◆ **What the task requires**
Gather all lines from the material that contain "这四条线段不是比例线段".

---

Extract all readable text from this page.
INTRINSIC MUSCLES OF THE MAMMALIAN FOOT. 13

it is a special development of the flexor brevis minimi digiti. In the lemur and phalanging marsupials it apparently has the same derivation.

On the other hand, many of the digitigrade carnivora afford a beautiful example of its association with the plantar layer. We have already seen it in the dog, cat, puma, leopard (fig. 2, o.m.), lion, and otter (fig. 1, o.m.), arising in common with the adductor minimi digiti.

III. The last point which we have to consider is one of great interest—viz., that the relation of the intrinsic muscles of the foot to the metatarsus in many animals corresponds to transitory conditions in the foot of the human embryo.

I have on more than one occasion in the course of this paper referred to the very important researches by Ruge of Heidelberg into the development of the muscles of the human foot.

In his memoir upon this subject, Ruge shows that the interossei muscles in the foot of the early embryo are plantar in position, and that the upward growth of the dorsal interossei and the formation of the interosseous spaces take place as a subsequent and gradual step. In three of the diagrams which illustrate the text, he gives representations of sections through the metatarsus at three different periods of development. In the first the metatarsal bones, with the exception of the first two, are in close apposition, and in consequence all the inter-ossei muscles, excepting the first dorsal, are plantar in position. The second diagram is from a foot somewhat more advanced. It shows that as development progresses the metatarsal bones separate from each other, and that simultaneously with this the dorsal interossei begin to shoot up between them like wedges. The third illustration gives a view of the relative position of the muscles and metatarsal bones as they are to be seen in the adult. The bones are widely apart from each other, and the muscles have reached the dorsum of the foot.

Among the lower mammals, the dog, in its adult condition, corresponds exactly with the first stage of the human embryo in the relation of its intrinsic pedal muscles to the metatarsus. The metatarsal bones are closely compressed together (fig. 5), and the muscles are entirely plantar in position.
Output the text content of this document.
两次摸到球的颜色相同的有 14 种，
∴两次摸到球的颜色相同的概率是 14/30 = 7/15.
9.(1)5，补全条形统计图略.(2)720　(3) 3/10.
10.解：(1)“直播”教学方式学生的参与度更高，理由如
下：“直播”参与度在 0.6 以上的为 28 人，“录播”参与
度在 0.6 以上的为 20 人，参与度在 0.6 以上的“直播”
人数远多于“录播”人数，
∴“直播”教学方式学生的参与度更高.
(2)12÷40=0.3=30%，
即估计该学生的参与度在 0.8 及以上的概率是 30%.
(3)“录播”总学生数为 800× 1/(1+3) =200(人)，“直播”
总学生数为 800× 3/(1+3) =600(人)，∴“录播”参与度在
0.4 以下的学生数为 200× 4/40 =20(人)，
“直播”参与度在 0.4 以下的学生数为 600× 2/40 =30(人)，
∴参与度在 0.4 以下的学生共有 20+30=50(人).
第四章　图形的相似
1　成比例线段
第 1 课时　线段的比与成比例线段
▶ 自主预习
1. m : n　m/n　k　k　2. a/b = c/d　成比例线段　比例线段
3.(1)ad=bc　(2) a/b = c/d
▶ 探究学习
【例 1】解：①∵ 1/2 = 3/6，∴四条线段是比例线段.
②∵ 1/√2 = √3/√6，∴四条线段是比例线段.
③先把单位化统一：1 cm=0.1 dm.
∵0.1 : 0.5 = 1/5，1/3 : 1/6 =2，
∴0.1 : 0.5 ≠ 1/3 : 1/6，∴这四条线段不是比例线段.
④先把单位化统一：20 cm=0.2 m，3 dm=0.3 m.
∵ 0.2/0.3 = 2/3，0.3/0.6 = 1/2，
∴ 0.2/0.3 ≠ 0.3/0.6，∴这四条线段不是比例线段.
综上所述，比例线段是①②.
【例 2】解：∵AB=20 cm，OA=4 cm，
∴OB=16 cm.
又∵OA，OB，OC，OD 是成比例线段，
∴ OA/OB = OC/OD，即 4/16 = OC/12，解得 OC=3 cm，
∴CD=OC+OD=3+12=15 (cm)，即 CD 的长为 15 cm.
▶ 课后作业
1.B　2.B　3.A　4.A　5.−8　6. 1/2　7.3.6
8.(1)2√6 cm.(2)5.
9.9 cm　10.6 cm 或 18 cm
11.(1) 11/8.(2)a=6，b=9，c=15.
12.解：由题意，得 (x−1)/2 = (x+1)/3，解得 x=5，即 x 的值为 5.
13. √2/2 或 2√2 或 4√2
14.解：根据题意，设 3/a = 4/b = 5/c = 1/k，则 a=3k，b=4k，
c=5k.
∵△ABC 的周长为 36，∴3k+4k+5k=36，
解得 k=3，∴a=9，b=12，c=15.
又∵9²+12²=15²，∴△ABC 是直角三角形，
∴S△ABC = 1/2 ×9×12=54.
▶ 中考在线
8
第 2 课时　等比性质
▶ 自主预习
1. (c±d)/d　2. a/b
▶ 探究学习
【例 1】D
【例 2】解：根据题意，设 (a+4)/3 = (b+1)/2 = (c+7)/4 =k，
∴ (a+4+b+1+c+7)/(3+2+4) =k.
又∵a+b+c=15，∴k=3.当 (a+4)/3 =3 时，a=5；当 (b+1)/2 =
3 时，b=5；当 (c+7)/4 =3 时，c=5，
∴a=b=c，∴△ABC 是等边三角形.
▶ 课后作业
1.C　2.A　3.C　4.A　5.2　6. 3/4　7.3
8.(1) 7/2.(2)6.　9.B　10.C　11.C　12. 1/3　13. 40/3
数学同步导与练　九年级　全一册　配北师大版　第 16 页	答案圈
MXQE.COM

---

◆ **Response to this exercise**
∴0.1 : 0.5 ≠ 1/3 : 1/6，∴这四条线段不是比例线段.
∴ 0.2/0.3 ≠ 0.3/0.6，∴这四条线段不是比例线段.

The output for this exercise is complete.